The lines to extract start at the one containing "Serialize everything readable" and end with the last line; give them exactly and nothing more.

= = = = =

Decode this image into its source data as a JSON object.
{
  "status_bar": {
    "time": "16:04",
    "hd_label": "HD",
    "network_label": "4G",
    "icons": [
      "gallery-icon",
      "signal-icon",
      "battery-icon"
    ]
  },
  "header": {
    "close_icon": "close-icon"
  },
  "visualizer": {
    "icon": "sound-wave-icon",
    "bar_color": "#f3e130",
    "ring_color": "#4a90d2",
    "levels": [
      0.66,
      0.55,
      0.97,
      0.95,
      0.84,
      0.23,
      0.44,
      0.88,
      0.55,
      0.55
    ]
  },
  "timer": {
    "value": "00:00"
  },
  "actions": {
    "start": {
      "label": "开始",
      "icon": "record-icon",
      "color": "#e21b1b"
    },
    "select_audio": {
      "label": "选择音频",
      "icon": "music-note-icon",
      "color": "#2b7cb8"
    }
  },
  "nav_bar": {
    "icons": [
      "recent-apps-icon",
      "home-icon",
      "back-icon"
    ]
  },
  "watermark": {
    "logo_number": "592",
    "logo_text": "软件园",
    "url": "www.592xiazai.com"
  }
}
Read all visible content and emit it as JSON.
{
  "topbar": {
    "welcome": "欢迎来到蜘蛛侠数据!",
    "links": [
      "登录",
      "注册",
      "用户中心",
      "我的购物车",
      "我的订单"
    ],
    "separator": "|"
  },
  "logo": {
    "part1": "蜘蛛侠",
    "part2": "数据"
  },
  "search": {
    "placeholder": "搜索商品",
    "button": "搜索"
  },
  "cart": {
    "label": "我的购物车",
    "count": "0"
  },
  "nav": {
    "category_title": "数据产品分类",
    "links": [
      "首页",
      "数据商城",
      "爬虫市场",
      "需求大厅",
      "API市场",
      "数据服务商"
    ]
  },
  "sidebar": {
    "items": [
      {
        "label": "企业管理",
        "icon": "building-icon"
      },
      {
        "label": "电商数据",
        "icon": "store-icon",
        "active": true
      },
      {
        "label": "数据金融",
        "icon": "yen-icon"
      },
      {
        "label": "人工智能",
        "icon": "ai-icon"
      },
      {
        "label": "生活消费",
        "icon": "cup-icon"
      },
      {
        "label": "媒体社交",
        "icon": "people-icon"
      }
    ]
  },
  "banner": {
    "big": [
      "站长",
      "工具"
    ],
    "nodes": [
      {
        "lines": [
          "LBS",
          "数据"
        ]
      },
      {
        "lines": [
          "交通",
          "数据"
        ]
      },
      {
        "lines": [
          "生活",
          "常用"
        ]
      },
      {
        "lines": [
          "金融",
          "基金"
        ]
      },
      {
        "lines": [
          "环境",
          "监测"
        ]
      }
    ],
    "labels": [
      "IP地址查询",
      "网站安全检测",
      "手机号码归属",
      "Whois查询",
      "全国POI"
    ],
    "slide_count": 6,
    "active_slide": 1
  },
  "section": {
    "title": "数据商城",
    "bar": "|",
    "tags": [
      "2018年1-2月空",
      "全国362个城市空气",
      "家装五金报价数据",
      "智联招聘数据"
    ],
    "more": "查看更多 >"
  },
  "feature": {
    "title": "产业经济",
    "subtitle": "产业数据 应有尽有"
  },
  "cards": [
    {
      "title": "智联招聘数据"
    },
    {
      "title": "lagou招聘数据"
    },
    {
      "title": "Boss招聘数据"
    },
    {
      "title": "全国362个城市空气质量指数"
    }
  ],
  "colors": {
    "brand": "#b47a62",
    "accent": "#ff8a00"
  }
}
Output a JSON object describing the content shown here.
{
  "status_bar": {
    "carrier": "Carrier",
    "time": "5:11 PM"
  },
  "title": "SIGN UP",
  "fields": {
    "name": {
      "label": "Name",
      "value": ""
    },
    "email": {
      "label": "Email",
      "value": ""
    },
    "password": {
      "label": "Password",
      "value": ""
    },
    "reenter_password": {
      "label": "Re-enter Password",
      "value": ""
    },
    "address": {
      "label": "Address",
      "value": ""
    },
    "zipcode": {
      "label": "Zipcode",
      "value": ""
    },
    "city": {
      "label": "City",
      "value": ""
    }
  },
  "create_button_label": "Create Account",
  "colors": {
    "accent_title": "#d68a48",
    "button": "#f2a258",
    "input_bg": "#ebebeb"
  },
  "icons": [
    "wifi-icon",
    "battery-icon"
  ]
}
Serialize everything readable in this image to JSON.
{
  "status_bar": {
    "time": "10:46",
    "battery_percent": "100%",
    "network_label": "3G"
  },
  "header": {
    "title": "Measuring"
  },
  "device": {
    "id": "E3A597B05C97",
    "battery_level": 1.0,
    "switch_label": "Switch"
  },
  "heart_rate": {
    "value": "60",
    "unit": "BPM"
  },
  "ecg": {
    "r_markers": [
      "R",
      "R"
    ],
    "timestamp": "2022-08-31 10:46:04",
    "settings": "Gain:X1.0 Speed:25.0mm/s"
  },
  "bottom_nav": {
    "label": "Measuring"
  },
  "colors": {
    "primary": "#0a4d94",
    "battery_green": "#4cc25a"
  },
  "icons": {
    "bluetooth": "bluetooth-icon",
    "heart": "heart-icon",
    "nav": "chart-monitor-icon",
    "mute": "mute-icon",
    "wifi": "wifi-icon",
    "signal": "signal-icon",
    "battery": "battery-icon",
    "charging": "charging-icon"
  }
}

= = = = =

THE OUTPUT
Serialize everything readable in this image to JSON.
{
  "status_bar": {
    "time": "10:46",
    "battery_percent": "100%",
    "network_label": "3G"
  },
  "header": {
    "title": "Measuring"
  },
  "device": {
    "id": "E3A597B05C97",
    "battery_level": 1.0,
    "switch_label": "Switch"
  },
  "heart_rate": {
    "value": "60",
    "unit": "BPM"
  },
  "ecg": {
    "r_markers": [
      "R",
      "R"
    ],
    "timestamp": "2022-08-31 10:46:04",
    "settings": "Gain:X1.0 Speed:25.0mm/s"
  },
  "bottom_nav": {
    "label": "Measuring"
  },
  "colors": {
    "primary": "#0a4d94",
    "battery_green": "#4cc25a"
  },
  "icons": {
    "bluetooth": "bluetooth-icon",
    "heart": "heart-icon",
    "nav": "chart-monitor-icon",
    "mute": "mute-icon",
    "wifi": "wifi-icon",
    "signal": "signal-icon",
    "battery": "battery-icon",
    "charging": "charging-icon"
  }
}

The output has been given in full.